### [REQUEST]
Find every line in the records that holds the string "xlabel". Copy each one.

### [SOURCE MATERIAL]
________________________________________

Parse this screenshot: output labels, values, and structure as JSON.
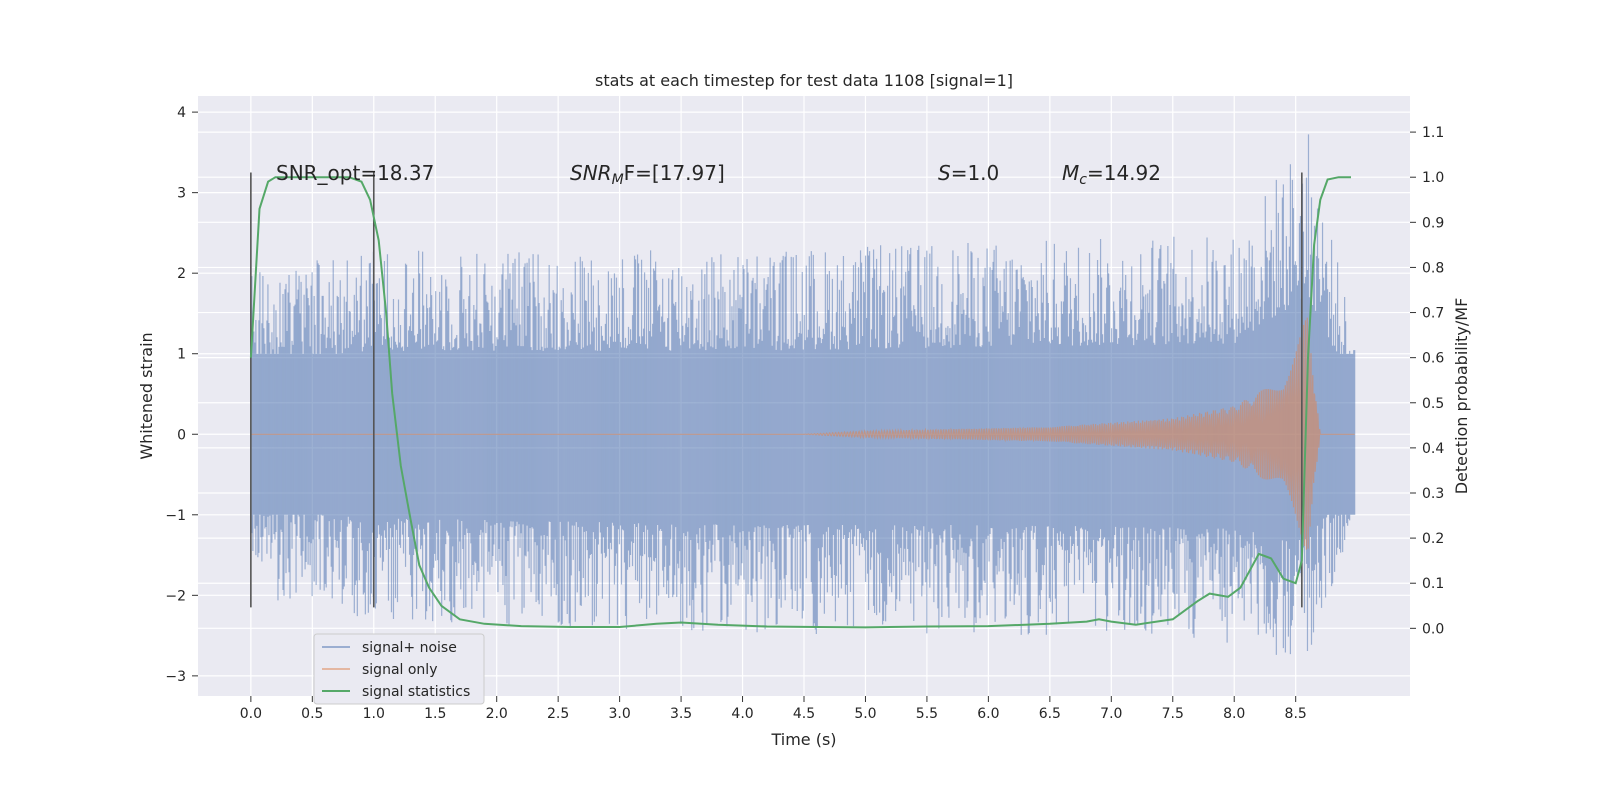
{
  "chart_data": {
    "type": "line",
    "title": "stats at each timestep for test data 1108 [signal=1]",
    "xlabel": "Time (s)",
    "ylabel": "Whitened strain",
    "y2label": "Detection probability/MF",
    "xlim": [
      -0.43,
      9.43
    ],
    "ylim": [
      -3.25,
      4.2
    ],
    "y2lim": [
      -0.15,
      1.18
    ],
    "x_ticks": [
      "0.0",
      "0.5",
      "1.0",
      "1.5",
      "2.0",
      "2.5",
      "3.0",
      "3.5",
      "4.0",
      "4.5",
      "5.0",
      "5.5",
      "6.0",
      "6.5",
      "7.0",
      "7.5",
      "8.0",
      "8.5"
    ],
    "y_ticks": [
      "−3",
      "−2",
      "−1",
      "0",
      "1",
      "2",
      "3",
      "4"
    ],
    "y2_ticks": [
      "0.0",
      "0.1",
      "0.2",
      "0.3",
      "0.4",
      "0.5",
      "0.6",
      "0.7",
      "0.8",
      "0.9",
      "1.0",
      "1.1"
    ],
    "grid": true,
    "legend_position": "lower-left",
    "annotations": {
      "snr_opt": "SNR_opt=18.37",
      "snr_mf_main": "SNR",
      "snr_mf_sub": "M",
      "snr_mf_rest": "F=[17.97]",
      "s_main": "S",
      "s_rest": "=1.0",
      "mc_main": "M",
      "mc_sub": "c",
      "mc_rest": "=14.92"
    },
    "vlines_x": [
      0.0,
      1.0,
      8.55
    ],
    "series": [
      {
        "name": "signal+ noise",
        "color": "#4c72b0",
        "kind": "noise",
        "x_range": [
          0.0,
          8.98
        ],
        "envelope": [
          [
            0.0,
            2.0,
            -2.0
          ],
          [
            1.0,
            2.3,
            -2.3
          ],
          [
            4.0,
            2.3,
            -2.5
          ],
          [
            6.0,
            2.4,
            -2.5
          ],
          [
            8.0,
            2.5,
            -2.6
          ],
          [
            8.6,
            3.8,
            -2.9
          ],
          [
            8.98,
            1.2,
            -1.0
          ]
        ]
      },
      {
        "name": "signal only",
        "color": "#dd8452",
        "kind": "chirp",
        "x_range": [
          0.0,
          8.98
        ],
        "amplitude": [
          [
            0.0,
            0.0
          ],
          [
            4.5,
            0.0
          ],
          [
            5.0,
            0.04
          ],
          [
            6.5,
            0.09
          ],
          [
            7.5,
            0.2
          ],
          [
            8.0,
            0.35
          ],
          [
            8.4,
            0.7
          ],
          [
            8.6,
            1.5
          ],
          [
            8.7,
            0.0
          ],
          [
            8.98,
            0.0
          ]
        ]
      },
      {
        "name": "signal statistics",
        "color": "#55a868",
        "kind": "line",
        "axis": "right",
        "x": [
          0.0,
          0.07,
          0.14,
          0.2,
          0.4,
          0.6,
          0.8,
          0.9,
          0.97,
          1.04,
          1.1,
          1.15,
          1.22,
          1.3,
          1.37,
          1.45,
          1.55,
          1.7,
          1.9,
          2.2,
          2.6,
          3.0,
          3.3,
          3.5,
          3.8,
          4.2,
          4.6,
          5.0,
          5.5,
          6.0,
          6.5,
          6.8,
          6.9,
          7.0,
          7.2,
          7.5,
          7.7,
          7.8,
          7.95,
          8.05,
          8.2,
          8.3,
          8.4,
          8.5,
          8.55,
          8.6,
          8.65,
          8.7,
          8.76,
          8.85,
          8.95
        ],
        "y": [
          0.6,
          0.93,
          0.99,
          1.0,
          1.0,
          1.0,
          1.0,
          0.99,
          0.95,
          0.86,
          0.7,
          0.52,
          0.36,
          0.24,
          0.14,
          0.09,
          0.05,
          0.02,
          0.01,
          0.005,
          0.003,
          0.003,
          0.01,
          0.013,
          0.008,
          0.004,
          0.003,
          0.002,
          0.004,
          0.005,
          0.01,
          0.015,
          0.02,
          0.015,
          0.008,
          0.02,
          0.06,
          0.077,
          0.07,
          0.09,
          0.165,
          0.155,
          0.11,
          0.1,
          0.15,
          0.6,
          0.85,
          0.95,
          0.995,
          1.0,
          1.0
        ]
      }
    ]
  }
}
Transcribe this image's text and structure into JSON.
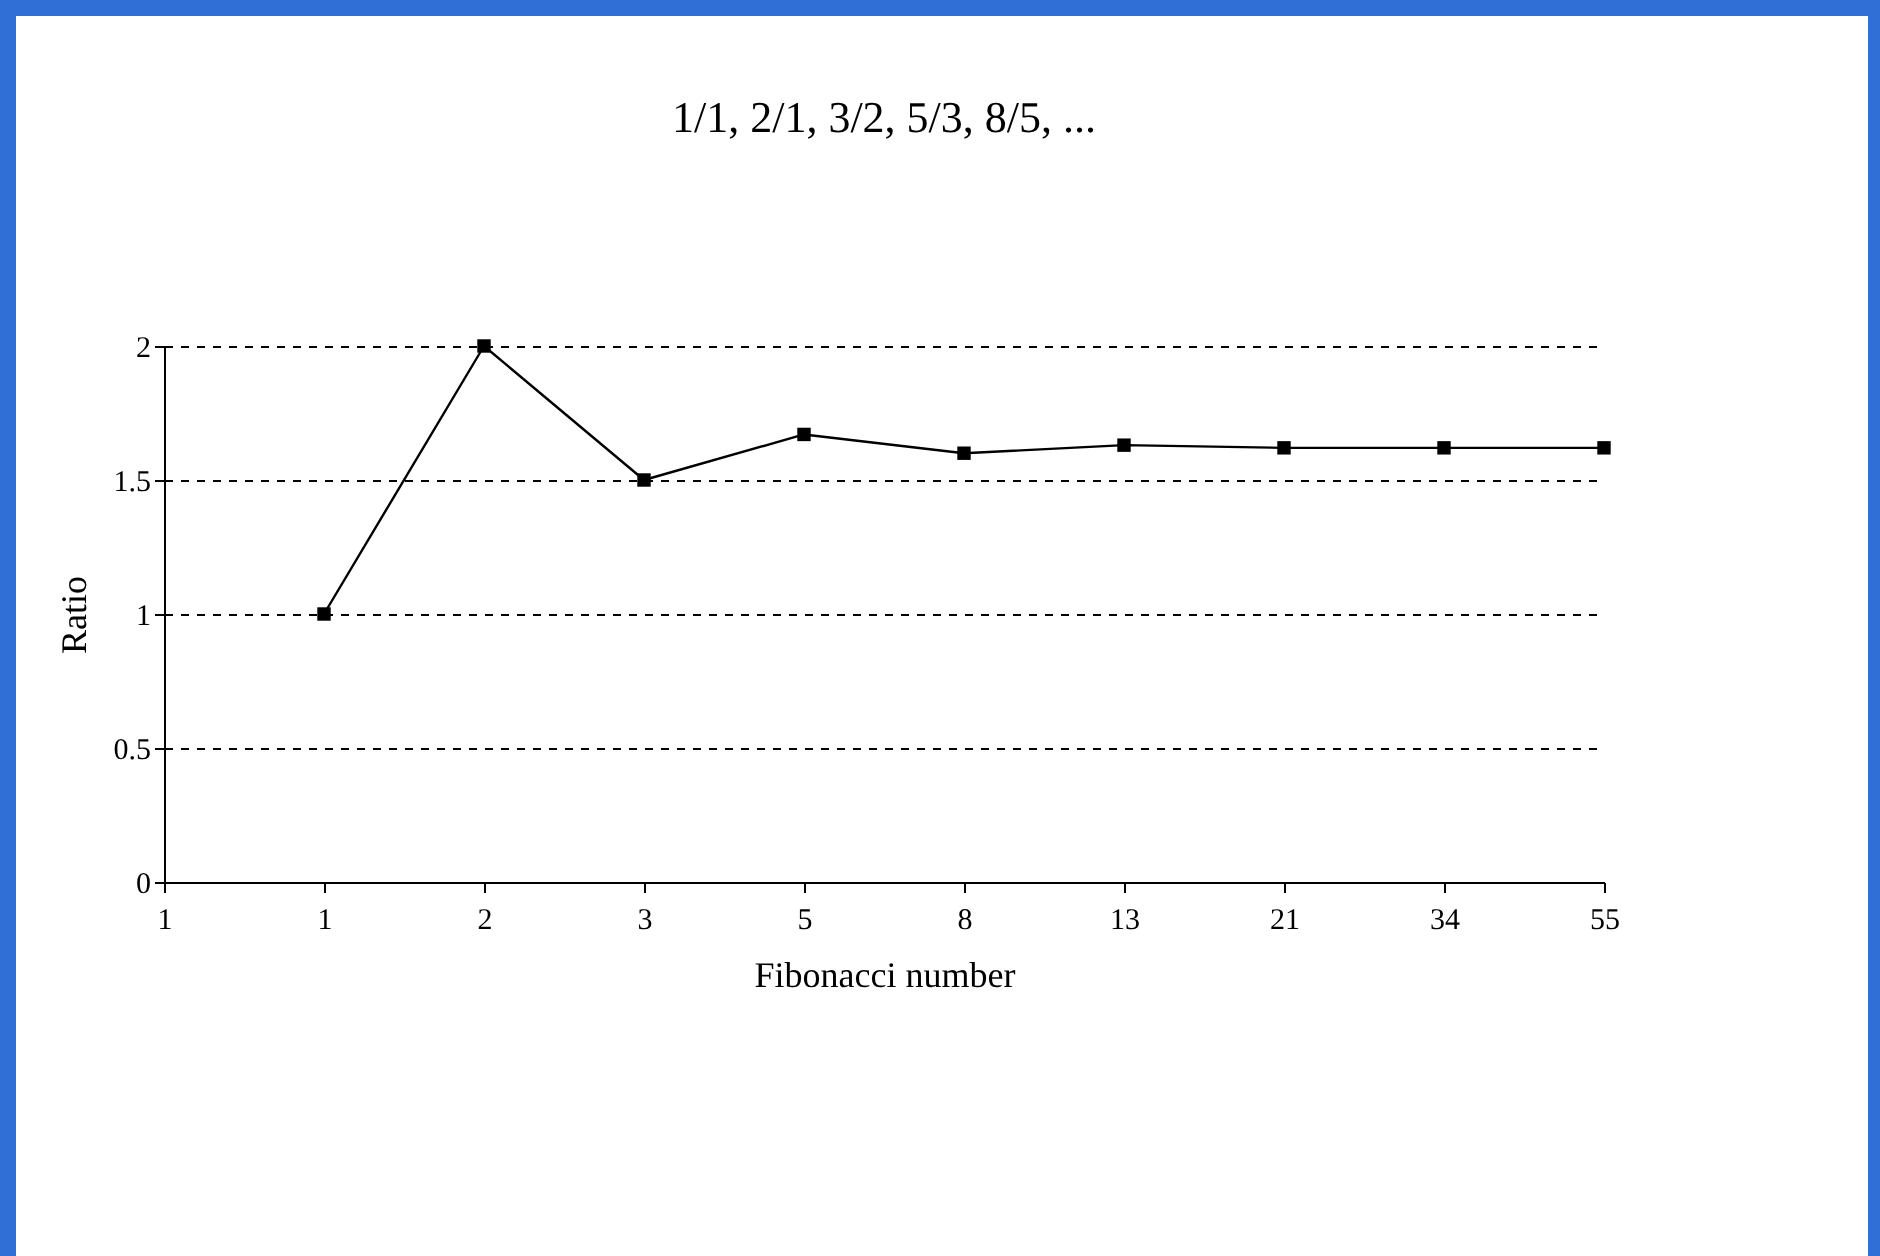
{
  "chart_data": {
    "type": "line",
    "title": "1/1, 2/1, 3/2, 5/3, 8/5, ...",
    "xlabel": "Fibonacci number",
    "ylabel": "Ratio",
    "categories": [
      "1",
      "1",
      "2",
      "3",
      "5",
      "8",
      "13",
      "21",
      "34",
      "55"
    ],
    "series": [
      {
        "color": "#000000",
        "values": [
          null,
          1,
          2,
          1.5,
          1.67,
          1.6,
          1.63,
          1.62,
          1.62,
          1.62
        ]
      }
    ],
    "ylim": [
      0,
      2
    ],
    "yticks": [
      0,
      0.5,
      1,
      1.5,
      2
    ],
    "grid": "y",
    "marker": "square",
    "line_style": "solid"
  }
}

________________________________________

### [EXPECTED ANSWER]
    "xlabel": "Time (s)",
    "xlabel": "Fibonacci number",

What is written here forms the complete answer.